**WHAT TO PRODUCE**
Copy out all the lines where "color" shows up.
++++
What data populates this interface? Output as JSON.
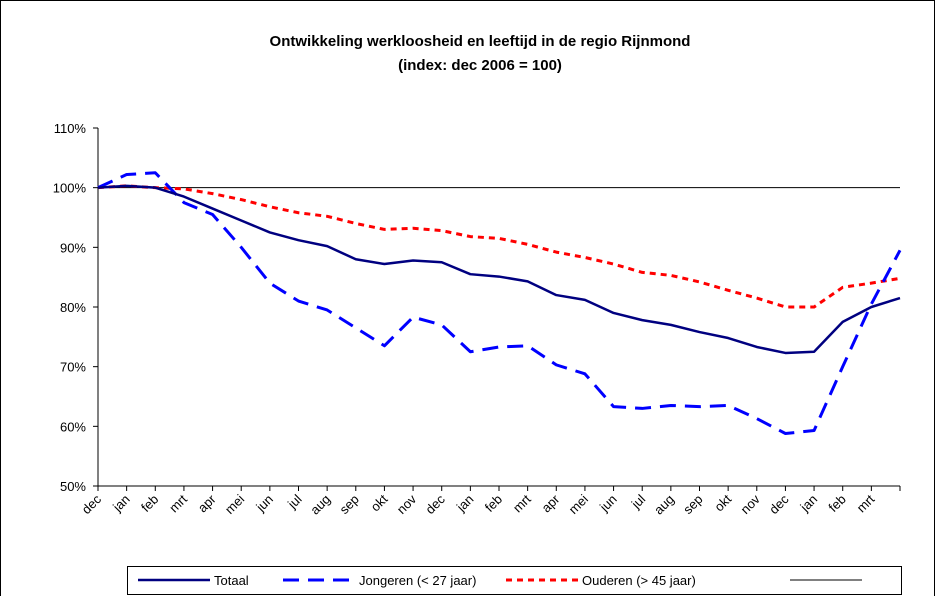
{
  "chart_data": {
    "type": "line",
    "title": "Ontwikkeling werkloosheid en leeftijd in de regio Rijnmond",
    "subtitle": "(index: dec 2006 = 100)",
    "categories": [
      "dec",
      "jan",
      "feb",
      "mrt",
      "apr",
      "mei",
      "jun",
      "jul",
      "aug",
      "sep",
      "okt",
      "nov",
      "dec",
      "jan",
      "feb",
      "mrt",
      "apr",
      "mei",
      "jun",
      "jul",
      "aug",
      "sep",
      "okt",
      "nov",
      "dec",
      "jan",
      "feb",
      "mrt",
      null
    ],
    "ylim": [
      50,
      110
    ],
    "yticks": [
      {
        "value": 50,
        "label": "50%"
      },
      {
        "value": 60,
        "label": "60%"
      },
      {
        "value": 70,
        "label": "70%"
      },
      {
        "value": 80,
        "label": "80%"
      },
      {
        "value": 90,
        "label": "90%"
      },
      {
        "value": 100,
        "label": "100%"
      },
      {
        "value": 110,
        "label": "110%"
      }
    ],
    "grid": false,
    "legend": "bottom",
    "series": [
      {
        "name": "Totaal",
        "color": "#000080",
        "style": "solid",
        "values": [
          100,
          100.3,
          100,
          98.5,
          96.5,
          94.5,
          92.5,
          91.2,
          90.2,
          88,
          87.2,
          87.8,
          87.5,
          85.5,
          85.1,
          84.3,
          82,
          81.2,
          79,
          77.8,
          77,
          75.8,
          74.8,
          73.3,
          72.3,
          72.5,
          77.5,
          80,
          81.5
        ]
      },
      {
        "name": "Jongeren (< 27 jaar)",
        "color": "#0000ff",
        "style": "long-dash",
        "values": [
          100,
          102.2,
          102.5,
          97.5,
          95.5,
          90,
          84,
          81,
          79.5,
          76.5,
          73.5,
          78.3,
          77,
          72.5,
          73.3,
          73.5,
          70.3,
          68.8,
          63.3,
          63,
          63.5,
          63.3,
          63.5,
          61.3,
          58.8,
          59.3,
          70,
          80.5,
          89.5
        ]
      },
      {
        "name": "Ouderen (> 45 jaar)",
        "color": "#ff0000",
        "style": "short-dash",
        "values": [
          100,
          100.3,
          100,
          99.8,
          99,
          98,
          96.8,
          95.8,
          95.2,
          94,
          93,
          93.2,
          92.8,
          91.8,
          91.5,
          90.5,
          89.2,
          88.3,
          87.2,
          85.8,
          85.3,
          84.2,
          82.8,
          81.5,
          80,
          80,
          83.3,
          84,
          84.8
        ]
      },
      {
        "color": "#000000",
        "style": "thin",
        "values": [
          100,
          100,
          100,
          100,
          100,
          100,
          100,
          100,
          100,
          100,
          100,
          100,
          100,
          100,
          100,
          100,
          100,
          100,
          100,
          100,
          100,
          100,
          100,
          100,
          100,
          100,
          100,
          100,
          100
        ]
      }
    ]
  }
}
++++
**TASK RESULT**
        "color": "#000080",
        "color": "#0000ff",
        "color": "#ff0000",
        "color": "#000000",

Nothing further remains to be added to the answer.